**What the exercise asks:**
Leave out the pictures and copy each record below exactly.

▽

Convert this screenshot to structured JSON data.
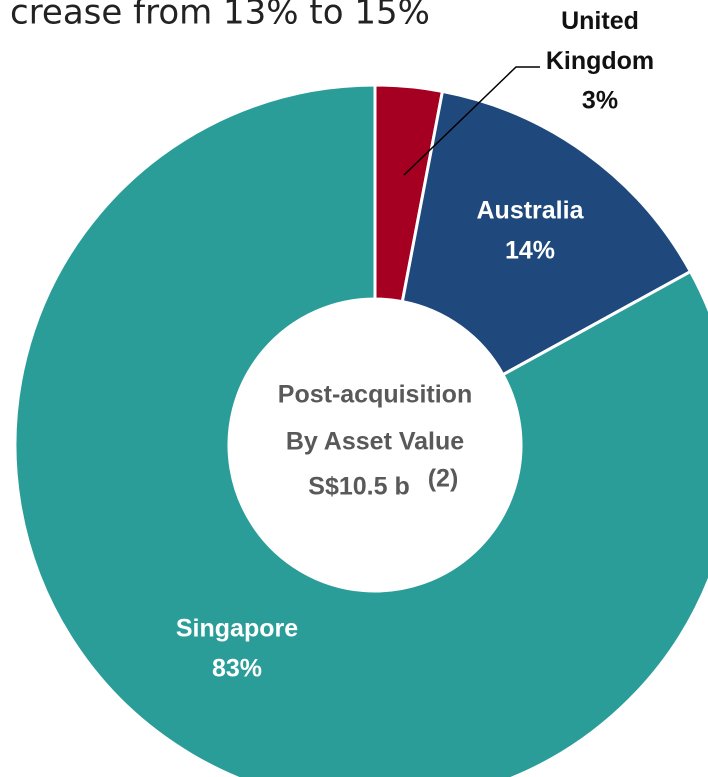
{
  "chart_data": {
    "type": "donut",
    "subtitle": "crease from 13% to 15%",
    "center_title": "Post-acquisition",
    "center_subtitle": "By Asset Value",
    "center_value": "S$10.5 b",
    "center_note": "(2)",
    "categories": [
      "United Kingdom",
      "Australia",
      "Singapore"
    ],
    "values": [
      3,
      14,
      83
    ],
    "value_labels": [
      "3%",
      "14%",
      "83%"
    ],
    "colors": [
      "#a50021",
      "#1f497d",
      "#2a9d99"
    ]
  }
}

△

**Response to this exercise:**
Convert this screenshot to structured JSON data.
{
  "chart_data": {
    "type": "donut",
    "subtitle": "crease from 13% to 15%",
    "center_title": "Post-acquisition",
    "center_subtitle": "By Asset Value",
    "center_value": "S$10.5 b",
    "center_note": "(2)",
    "categories": [
      "United Kingdom",
      "Australia",
      "Singapore"
    ],
    "values": [
      3,
      14,
      83
    ],
    "value_labels": [
      "3%",
      "14%",
      "83%"
    ],
    "colors": [
      "#a50021",
      "#1f497d",
      "#2a9d99"
    ]
  }
}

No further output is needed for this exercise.